What you are asked to do:
Keep the wording of each record exactly the same when you repeat it, and leave out pictures.

Listing:
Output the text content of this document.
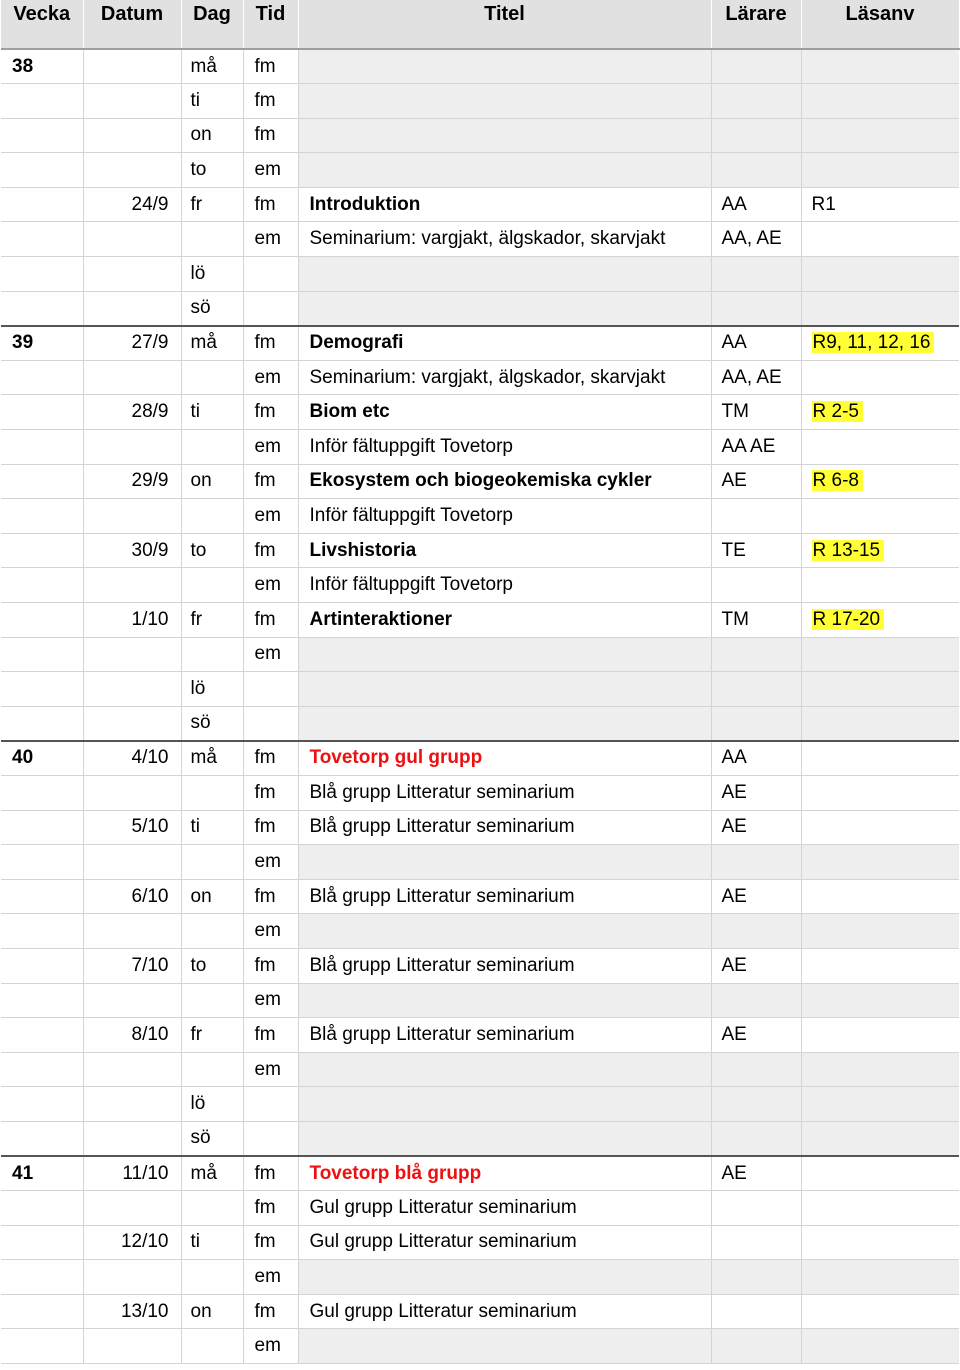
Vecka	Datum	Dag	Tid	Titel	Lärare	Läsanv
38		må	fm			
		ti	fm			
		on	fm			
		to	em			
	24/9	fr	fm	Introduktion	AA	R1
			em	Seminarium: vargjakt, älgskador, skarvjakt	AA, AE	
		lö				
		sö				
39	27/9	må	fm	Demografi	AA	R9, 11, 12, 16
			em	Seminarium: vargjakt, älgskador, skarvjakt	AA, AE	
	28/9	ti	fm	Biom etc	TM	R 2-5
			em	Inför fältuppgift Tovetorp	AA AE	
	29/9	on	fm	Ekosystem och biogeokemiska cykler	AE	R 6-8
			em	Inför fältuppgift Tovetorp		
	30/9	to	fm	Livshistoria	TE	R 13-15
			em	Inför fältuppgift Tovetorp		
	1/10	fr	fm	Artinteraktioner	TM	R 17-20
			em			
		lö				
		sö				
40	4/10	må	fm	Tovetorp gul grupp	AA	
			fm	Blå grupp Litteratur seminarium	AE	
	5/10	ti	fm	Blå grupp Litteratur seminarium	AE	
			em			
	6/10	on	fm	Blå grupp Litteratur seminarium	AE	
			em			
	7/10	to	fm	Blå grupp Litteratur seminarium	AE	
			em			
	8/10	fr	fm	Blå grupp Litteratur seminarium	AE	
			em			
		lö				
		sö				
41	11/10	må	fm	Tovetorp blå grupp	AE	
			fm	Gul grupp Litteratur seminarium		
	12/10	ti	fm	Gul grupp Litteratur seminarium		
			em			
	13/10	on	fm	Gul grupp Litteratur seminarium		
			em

Answer to the exercise:
Output the text content of this document.
Vecka	Datum	Dag	Tid	Titel	Lärare	Läsanv
38		må	fm			
		ti	fm			
		on	fm			
		to	em			
	24/9	fr	fm	Introduktion	AA	R1
			em	Seminarium: vargjakt, älgskador, skarvjakt	AA, AE	
		lö				
		sö				
39	27/9	må	fm	Demografi	AA	R9, 11, 12, 16
			em	Seminarium: vargjakt, älgskador, skarvjakt	AA, AE	
	28/9	ti	fm	Biom etc	TM	R 2-5
			em	Inför fältuppgift Tovetorp	AA AE	
	29/9	on	fm	Ekosystem och biogeokemiska cykler	AE	R 6-8
			em	Inför fältuppgift Tovetorp		
	30/9	to	fm	Livshistoria	TE	R 13-15
			em	Inför fältuppgift Tovetorp		
	1/10	fr	fm	Artinteraktioner	TM	R 17-20
			em			
		lö				
		sö				
40	4/10	må	fm	Tovetorp gul grupp	AA	
			fm	Blå grupp Litteratur seminarium	AE	
	5/10	ti	fm	Blå grupp Litteratur seminarium	AE	
			em			
	6/10	on	fm	Blå grupp Litteratur seminarium	AE	
			em			
	7/10	to	fm	Blå grupp Litteratur seminarium	AE	
			em			
	8/10	fr	fm	Blå grupp Litteratur seminarium	AE	
			em			
		lö				
		sö				
41	11/10	må	fm	Tovetorp blå grupp	AE	
			fm	Gul grupp Litteratur seminarium		
	12/10	ti	fm	Gul grupp Litteratur seminarium		
			em			
	13/10	on	fm	Gul grupp Litteratur seminarium		
			em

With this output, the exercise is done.